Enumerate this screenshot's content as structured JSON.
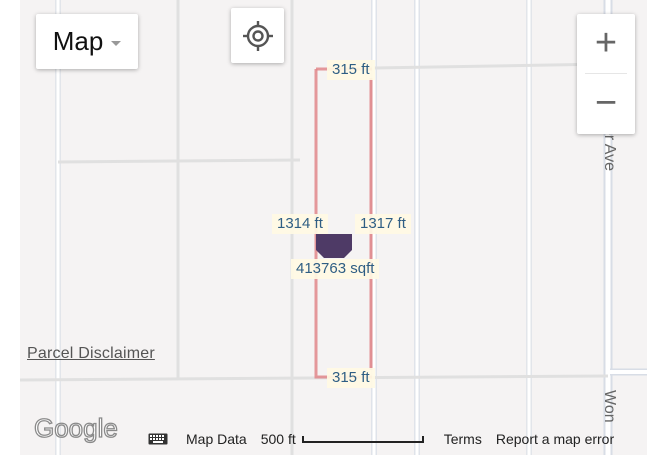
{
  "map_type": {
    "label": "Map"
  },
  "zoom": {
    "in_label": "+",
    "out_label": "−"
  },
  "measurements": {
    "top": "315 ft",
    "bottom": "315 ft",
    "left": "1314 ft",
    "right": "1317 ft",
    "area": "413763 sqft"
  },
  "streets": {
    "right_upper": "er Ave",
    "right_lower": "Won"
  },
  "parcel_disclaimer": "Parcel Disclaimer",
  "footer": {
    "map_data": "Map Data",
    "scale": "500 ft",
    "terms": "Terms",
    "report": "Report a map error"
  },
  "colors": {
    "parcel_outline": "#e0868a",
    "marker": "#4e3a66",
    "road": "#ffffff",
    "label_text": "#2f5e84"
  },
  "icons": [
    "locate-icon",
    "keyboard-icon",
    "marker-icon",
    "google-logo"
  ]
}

---

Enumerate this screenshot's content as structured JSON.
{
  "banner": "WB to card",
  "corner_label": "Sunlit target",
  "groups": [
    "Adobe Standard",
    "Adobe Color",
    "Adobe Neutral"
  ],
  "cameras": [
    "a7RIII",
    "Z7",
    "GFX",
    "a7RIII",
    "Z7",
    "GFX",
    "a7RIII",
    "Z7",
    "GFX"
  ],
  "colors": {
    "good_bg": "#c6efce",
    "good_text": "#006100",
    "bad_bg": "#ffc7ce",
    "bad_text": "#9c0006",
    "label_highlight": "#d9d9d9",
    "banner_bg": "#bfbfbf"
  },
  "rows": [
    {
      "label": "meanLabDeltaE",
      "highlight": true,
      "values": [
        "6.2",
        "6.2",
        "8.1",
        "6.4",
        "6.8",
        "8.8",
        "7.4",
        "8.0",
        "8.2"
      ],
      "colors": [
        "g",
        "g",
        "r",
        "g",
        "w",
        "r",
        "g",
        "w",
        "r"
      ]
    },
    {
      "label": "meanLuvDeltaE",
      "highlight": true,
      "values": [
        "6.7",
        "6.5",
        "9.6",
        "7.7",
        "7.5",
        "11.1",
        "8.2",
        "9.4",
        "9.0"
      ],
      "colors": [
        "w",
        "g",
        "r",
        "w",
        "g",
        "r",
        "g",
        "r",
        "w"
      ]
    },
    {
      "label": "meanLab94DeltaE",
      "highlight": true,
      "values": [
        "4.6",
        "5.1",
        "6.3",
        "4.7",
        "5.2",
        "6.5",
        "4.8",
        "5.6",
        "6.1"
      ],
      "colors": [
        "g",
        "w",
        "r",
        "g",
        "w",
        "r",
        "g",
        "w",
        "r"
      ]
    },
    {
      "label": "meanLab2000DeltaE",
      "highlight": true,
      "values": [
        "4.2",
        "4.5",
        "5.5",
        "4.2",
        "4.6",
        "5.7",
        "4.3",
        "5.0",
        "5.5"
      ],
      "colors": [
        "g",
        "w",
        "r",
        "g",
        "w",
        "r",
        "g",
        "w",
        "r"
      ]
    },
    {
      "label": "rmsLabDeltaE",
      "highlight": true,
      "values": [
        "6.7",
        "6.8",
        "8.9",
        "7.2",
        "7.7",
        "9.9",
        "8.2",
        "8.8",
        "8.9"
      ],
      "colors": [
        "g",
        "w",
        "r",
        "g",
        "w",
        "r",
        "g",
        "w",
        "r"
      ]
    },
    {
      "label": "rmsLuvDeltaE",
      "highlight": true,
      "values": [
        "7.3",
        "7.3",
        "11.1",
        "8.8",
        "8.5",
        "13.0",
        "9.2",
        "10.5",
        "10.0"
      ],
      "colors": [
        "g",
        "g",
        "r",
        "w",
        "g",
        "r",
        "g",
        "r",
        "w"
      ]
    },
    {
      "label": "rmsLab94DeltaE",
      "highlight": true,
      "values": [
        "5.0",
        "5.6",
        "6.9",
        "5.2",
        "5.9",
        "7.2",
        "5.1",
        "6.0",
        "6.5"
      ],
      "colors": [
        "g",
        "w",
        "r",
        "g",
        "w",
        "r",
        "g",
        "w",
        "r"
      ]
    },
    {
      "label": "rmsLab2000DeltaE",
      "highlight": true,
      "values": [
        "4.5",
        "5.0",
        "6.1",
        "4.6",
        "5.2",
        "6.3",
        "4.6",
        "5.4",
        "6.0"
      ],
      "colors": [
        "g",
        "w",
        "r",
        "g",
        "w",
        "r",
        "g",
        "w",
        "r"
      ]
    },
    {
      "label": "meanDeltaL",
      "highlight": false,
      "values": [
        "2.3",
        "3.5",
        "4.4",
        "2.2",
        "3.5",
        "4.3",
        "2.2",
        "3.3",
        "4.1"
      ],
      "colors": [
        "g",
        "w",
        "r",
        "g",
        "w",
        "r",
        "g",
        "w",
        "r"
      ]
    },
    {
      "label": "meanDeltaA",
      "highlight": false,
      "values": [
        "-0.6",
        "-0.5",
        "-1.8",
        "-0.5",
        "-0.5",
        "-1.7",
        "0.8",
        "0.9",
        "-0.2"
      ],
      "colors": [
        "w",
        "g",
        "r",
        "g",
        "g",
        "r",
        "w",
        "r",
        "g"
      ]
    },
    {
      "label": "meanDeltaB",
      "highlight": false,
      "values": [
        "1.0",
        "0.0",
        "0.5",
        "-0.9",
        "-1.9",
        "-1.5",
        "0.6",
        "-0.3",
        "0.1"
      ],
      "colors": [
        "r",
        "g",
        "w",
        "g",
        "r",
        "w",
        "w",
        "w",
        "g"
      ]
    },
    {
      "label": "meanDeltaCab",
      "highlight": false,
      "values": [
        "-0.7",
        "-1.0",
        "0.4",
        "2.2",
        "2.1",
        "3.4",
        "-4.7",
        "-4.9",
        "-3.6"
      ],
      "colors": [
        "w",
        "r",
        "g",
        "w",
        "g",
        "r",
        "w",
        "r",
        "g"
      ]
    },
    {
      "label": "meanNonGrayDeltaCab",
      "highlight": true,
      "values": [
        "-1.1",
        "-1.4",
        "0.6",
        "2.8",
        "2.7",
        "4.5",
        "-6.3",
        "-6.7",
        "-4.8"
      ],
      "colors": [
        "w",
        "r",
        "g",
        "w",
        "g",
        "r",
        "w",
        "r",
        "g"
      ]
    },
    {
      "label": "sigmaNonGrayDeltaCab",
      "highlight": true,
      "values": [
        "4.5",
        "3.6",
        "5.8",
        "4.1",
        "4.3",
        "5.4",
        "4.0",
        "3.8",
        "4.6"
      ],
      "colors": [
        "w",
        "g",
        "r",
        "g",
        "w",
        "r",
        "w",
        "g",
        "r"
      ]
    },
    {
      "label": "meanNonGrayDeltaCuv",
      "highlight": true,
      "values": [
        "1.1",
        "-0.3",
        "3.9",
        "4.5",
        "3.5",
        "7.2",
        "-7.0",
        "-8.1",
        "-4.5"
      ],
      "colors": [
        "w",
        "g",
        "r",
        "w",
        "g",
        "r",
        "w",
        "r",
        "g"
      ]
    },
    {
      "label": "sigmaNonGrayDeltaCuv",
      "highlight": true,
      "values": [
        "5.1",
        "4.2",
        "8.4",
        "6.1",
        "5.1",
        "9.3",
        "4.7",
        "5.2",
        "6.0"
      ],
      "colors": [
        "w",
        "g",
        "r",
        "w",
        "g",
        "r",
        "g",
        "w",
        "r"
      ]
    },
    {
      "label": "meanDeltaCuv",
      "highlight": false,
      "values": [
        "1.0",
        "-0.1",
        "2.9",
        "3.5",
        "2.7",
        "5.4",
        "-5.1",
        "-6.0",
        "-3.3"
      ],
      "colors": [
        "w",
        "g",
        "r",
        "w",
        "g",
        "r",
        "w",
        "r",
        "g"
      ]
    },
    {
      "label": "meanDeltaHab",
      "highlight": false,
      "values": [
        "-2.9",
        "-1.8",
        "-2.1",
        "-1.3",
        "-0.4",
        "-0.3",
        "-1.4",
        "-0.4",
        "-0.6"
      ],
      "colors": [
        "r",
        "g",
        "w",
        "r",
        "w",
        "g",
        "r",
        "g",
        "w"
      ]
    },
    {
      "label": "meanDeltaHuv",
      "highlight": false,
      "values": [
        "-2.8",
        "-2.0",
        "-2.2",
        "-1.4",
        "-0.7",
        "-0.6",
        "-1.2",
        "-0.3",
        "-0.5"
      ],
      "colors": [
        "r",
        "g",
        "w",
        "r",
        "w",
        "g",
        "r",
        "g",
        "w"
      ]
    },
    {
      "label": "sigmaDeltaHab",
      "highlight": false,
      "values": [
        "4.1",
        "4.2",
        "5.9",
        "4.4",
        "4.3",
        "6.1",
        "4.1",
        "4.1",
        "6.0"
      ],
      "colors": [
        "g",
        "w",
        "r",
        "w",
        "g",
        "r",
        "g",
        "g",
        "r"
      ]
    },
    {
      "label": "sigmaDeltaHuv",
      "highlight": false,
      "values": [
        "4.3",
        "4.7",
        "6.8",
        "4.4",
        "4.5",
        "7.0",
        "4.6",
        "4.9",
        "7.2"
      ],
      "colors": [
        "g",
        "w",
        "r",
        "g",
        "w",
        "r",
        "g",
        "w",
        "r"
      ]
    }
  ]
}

Exercise details >>
Which lines in the data above contain "Adobe"? Show each one.

Answer to this task >>
    "Adobe Standard",
    "Adobe Color",
    "Adobe Neutral"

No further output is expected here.